* [Brief] Gather all lines from the material that contain the word "Road".

* [Raw records]
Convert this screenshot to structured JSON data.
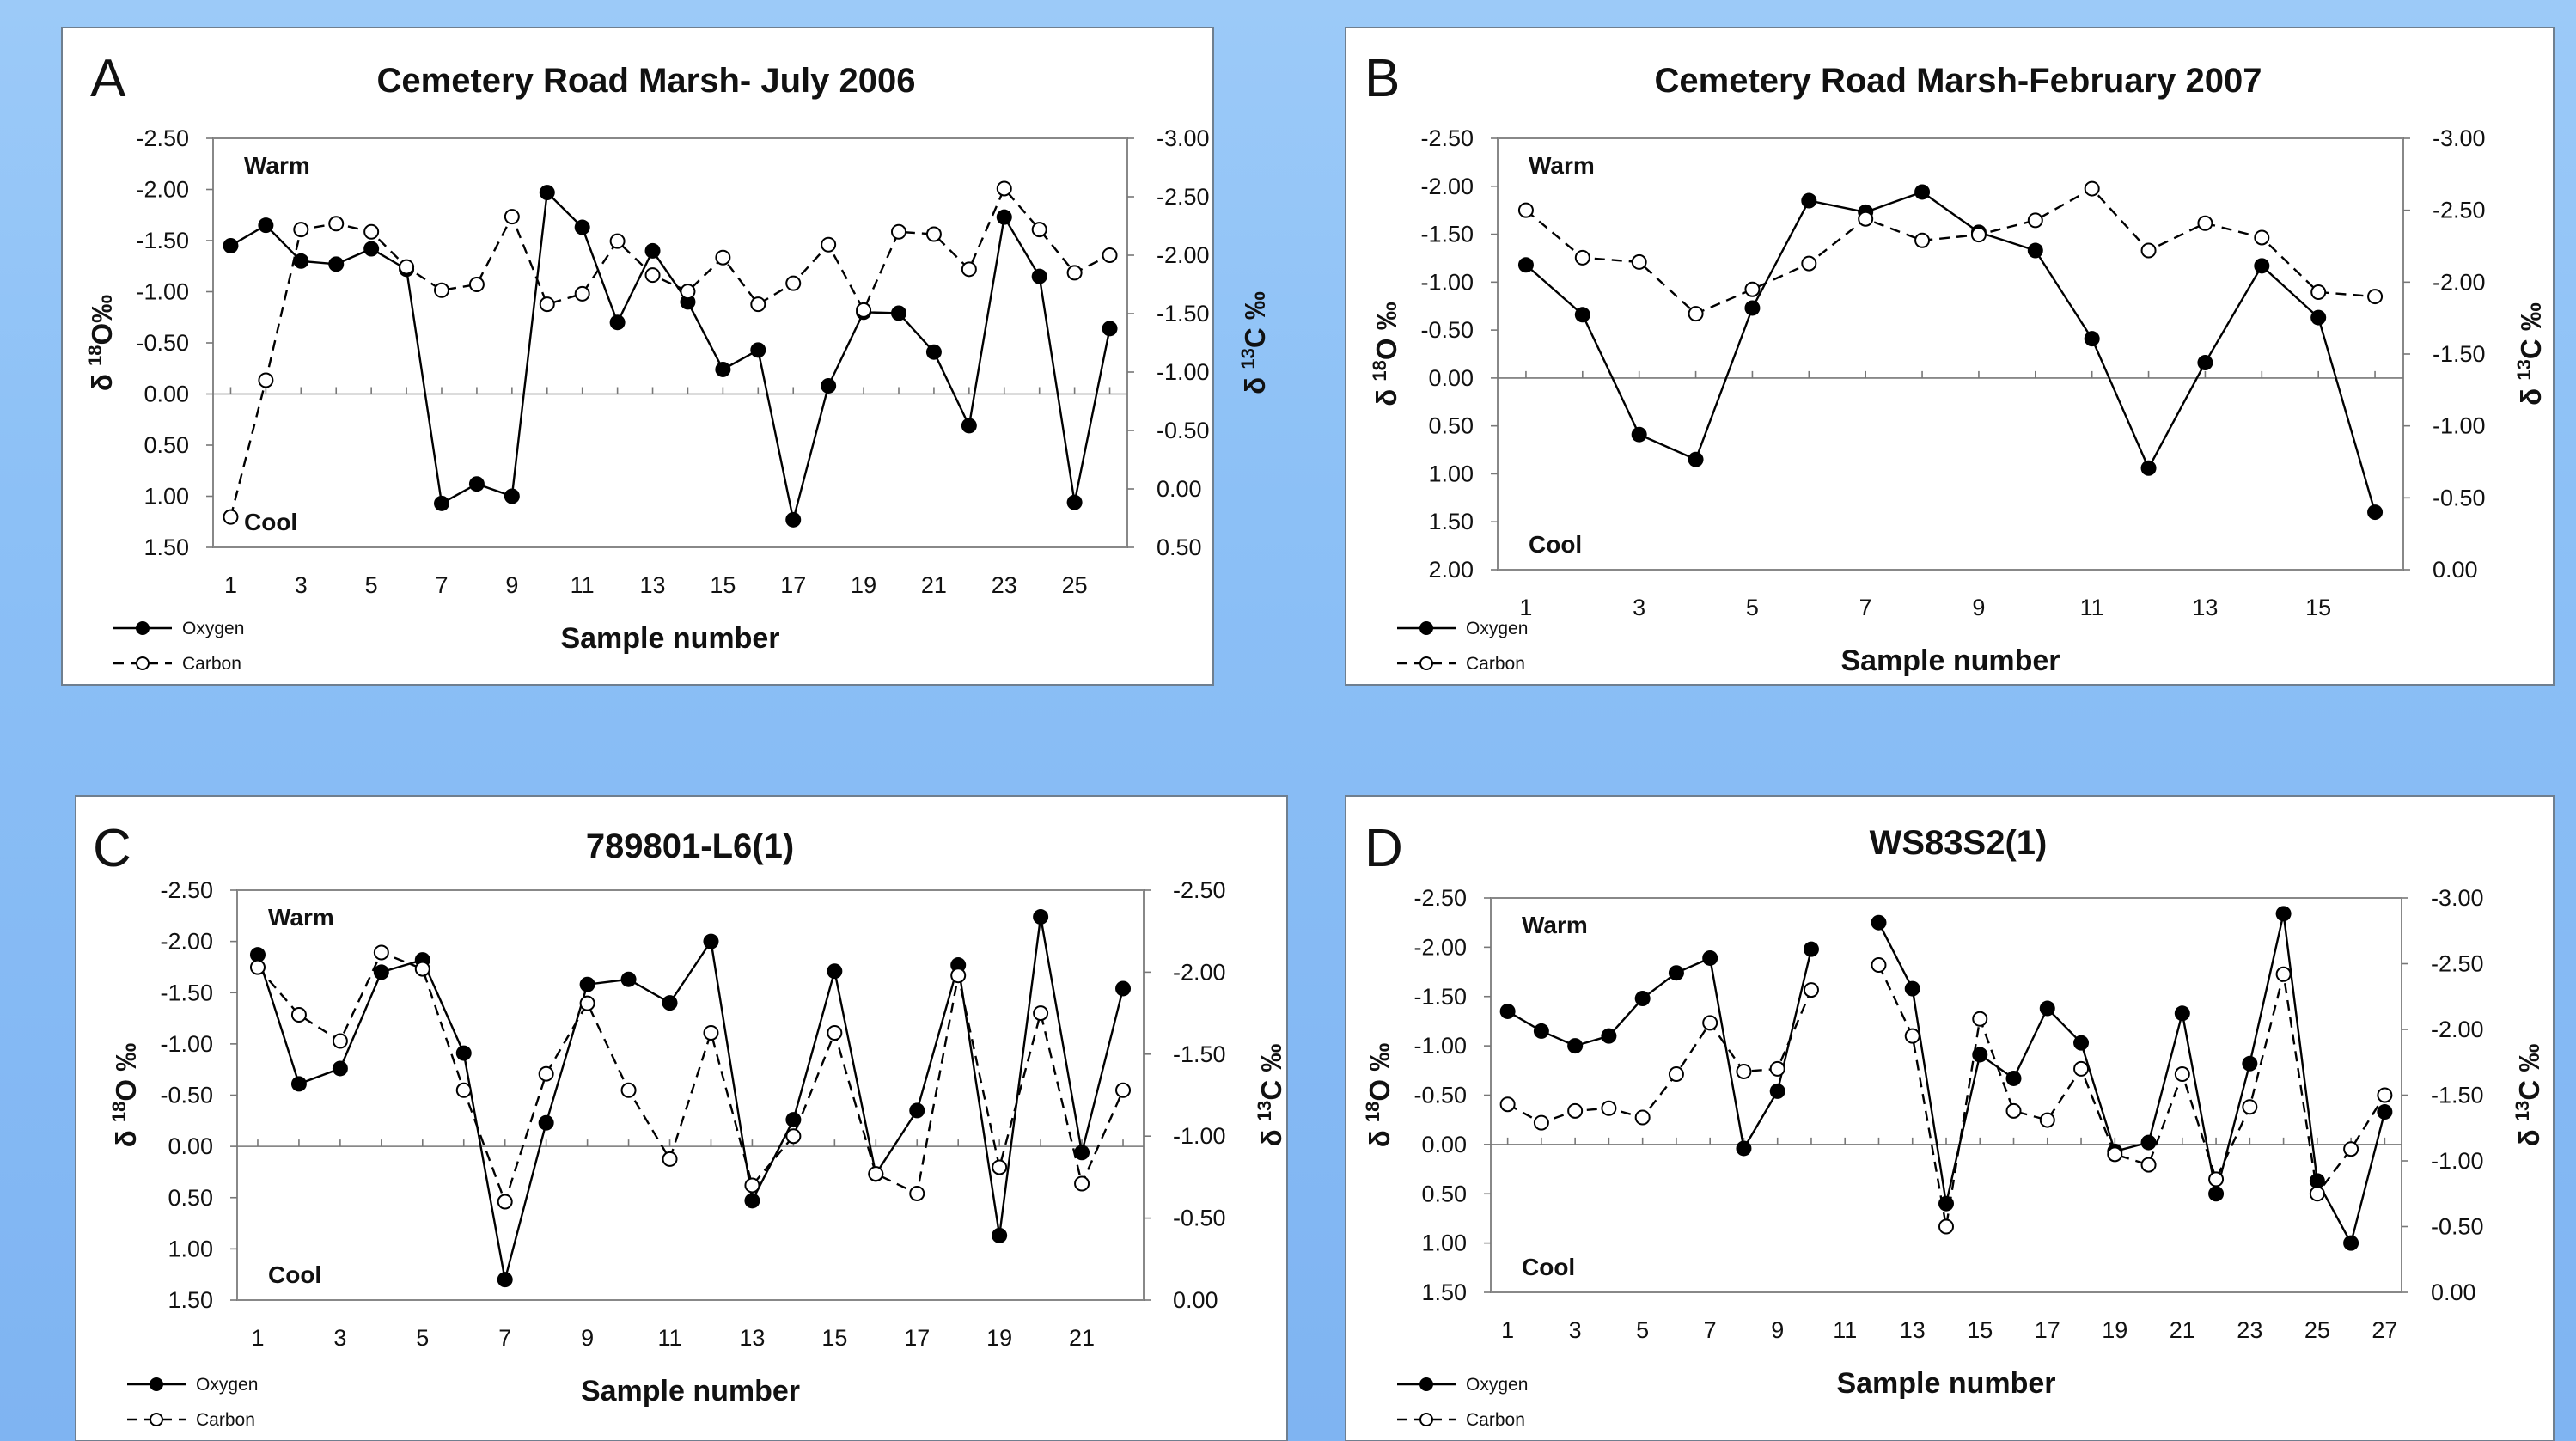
{
  "chart_data": [
    {
      "type": "line",
      "letter": "A",
      "title": "Cemetery Road Marsh- July 2006",
      "xlabel": "Sample number",
      "ylabel_left": "δ 18O‰",
      "ylabel_right": "δ 13C ‰",
      "warm_label": "Warm",
      "cool_label": "Cool",
      "left_ylim": [
        -2.5,
        1.5
      ],
      "left_ticks": [
        "-2.50",
        "-2.00",
        "-1.50",
        "-1.00",
        "-0.50",
        "0.00",
        "0.50",
        "1.00",
        "1.50"
      ],
      "right_ylim": [
        -3.0,
        0.5
      ],
      "right_ticks": [
        "-3.00",
        "-2.50",
        "-2.00",
        "-1.50",
        "-1.00",
        "-0.50",
        "0.00",
        "0.50"
      ],
      "x_ticks": [
        "1",
        "3",
        "5",
        "7",
        "9",
        "11",
        "13",
        "15",
        "17",
        "19",
        "21",
        "23",
        "25"
      ],
      "x_max": 26,
      "series": [
        {
          "name": "Oxygen",
          "axis": "left",
          "x": [
            1,
            2,
            3,
            4,
            5,
            6,
            7,
            8,
            9,
            10,
            11,
            12,
            13,
            14,
            15,
            16,
            17,
            18,
            19,
            20,
            21,
            22,
            23,
            24,
            25,
            26
          ],
          "values": [
            -1.45,
            -1.65,
            -1.3,
            -1.27,
            -1.42,
            -1.22,
            1.07,
            0.88,
            1.0,
            -1.97,
            -1.63,
            -0.7,
            -1.4,
            -0.9,
            -0.24,
            -0.43,
            1.23,
            -0.08,
            -0.8,
            -0.79,
            -0.41,
            0.31,
            -1.73,
            -1.15,
            1.06,
            -0.64
          ]
        },
        {
          "name": "Carbon",
          "axis": "right",
          "x": [
            1,
            2,
            3,
            4,
            5,
            6,
            7,
            8,
            9,
            10,
            11,
            12,
            13,
            14,
            15,
            16,
            17,
            18,
            19,
            20,
            21,
            22,
            23,
            24,
            25,
            26
          ],
          "values": [
            0.24,
            -0.93,
            -2.22,
            -2.27,
            -2.2,
            -1.9,
            -1.7,
            -1.75,
            -2.33,
            -1.58,
            -1.67,
            -2.12,
            -1.83,
            -1.69,
            -1.98,
            -1.58,
            -1.76,
            -2.09,
            -1.53,
            -2.2,
            -2.18,
            -1.88,
            -2.57,
            -2.22,
            -1.85,
            -2.0
          ]
        }
      ],
      "legend": [
        "Oxygen",
        "Carbon"
      ]
    },
    {
      "type": "line",
      "letter": "B",
      "title": "Cemetery Road Marsh-February 2007",
      "xlabel": "Sample number",
      "ylabel_left": "δ 18O ‰",
      "ylabel_right": "δ 13C ‰",
      "warm_label": "Warm",
      "cool_label": "Cool",
      "left_ylim": [
        -2.5,
        2.0
      ],
      "left_ticks": [
        "-2.50",
        "-2.00",
        "-1.50",
        "-1.00",
        "-0.50",
        "0.00",
        "0.50",
        "1.00",
        "1.50",
        "2.00"
      ],
      "right_ylim": [
        -3.0,
        0.0
      ],
      "right_ticks": [
        "-3.00",
        "-2.50",
        "-2.00",
        "-1.50",
        "-1.00",
        "-0.50",
        "0.00"
      ],
      "x_ticks": [
        "1",
        "3",
        "5",
        "7",
        "9",
        "11",
        "13",
        "15"
      ],
      "x_max": 16,
      "series": [
        {
          "name": "Oxygen",
          "axis": "left",
          "x": [
            1,
            2,
            3,
            4,
            5,
            6,
            7,
            8,
            9,
            10,
            11,
            12,
            13,
            14,
            15,
            16
          ],
          "values": [
            -1.18,
            -0.66,
            0.59,
            0.85,
            -0.73,
            -1.85,
            -1.73,
            -1.94,
            -1.52,
            -1.33,
            -0.41,
            0.94,
            -0.16,
            -1.17,
            -0.63,
            1.4
          ]
        },
        {
          "name": "Carbon",
          "axis": "right",
          "x": [
            1,
            2,
            3,
            4,
            5,
            6,
            7,
            8,
            9,
            10,
            11,
            12,
            13,
            14,
            15,
            16
          ],
          "values": [
            -2.5,
            -2.17,
            -2.14,
            -1.78,
            -1.95,
            -2.13,
            -2.44,
            -2.29,
            -2.33,
            -2.43,
            -2.65,
            -2.22,
            -2.41,
            -2.31,
            -1.93,
            -1.9
          ]
        }
      ],
      "legend": [
        "Oxygen",
        "Carbon"
      ]
    },
    {
      "type": "line",
      "letter": "C",
      "title": "789801-L6(1)",
      "xlabel": "Sample number",
      "ylabel_left": "δ 18O ‰",
      "ylabel_right": "δ 13C ‰",
      "warm_label": "Warm",
      "cool_label": "Cool",
      "left_ylim": [
        -2.5,
        1.5
      ],
      "left_ticks": [
        "-2.50",
        "-2.00",
        "-1.50",
        "-1.00",
        "-0.50",
        "0.00",
        "0.50",
        "1.00",
        "1.50"
      ],
      "right_ylim": [
        -2.5,
        0.0
      ],
      "right_ticks": [
        "-2.50",
        "-2.00",
        "-1.50",
        "-1.00",
        "-0.50",
        "0.00"
      ],
      "x_ticks": [
        "1",
        "3",
        "5",
        "7",
        "9",
        "11",
        "13",
        "15",
        "17",
        "19",
        "21"
      ],
      "x_max": 22,
      "series": [
        {
          "name": "Oxygen",
          "axis": "left",
          "x": [
            1,
            2,
            3,
            4,
            5,
            6,
            7,
            8,
            9,
            10,
            11,
            12,
            13,
            14,
            15,
            16,
            17,
            18,
            19,
            20,
            21,
            22
          ],
          "values": [
            -1.87,
            -0.61,
            -0.76,
            -1.7,
            -1.82,
            -0.91,
            1.3,
            -0.23,
            -1.58,
            -1.63,
            -1.4,
            -2.0,
            0.53,
            -0.26,
            -1.71,
            0.27,
            -0.35,
            -1.77,
            0.87,
            -2.24,
            0.06,
            -1.54
          ]
        },
        {
          "name": "Carbon",
          "axis": "right",
          "x": [
            1,
            2,
            3,
            4,
            5,
            6,
            7,
            8,
            9,
            10,
            11,
            12,
            13,
            14,
            15,
            16,
            17,
            18,
            19,
            20,
            21,
            22
          ],
          "values": [
            -2.03,
            -1.74,
            -1.58,
            -2.12,
            -2.02,
            -1.28,
            -0.6,
            -1.38,
            -1.81,
            -1.28,
            -0.86,
            -1.63,
            -0.7,
            -1.0,
            -1.63,
            -0.77,
            -0.65,
            -1.98,
            -0.81,
            -1.75,
            -0.71,
            -1.28
          ]
        }
      ],
      "legend": [
        "Oxygen",
        "Carbon"
      ]
    },
    {
      "type": "line",
      "letter": "D",
      "title": "WS83S2(1)",
      "xlabel": "Sample number",
      "ylabel_left": "δ 18O ‰",
      "ylabel_right": "δ 13C ‰",
      "warm_label": "Warm",
      "cool_label": "Cool",
      "left_ylim": [
        -2.5,
        1.5
      ],
      "left_ticks": [
        "-2.50",
        "-2.00",
        "-1.50",
        "-1.00",
        "-0.50",
        "0.00",
        "0.50",
        "1.00",
        "1.50"
      ],
      "right_ylim": [
        -3.0,
        0.0
      ],
      "right_ticks": [
        "-3.00",
        "-2.50",
        "-2.00",
        "-1.50",
        "-1.00",
        "-0.50",
        "0.00"
      ],
      "x_ticks": [
        "1",
        "3",
        "5",
        "7",
        "9",
        "11",
        "13",
        "15",
        "17",
        "19",
        "21",
        "23",
        "25",
        "27"
      ],
      "x_max": 27,
      "series": [
        {
          "name": "Oxygen",
          "axis": "left",
          "x": [
            1,
            2,
            3,
            4,
            5,
            6,
            7,
            8,
            9,
            10,
            12,
            13,
            14,
            15,
            16,
            17,
            18,
            19,
            20,
            21,
            22,
            23,
            24,
            25,
            26,
            27
          ],
          "values": [
            -1.35,
            -1.15,
            -1.0,
            -1.1,
            -1.48,
            -1.74,
            -1.89,
            0.04,
            -0.54,
            -1.98,
            -2.25,
            -1.58,
            0.6,
            -0.91,
            -0.67,
            -1.38,
            -1.03,
            0.07,
            -0.02,
            -1.33,
            0.5,
            -0.82,
            -2.34,
            0.37,
            1.0,
            -0.33
          ]
        },
        {
          "name": "Carbon",
          "axis": "right",
          "x": [
            1,
            2,
            3,
            4,
            5,
            6,
            7,
            8,
            9,
            10,
            12,
            13,
            14,
            15,
            16,
            17,
            18,
            19,
            20,
            21,
            22,
            23,
            24,
            25,
            26,
            27
          ],
          "values": [
            -1.43,
            -1.29,
            -1.38,
            -1.4,
            -1.33,
            -1.66,
            -2.05,
            -1.68,
            -1.7,
            -2.3,
            -2.49,
            -1.95,
            -0.5,
            -2.08,
            -1.38,
            -1.31,
            -1.7,
            -1.05,
            -0.97,
            -1.66,
            -0.86,
            -1.41,
            -2.42,
            -0.75,
            -1.09,
            -1.5
          ]
        }
      ],
      "legend": [
        "Oxygen",
        "Carbon"
      ]
    }
  ]
}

* [Correct response]
      "title": "Cemetery Road Marsh- July 2006",
      "title": "Cemetery Road Marsh-February 2007",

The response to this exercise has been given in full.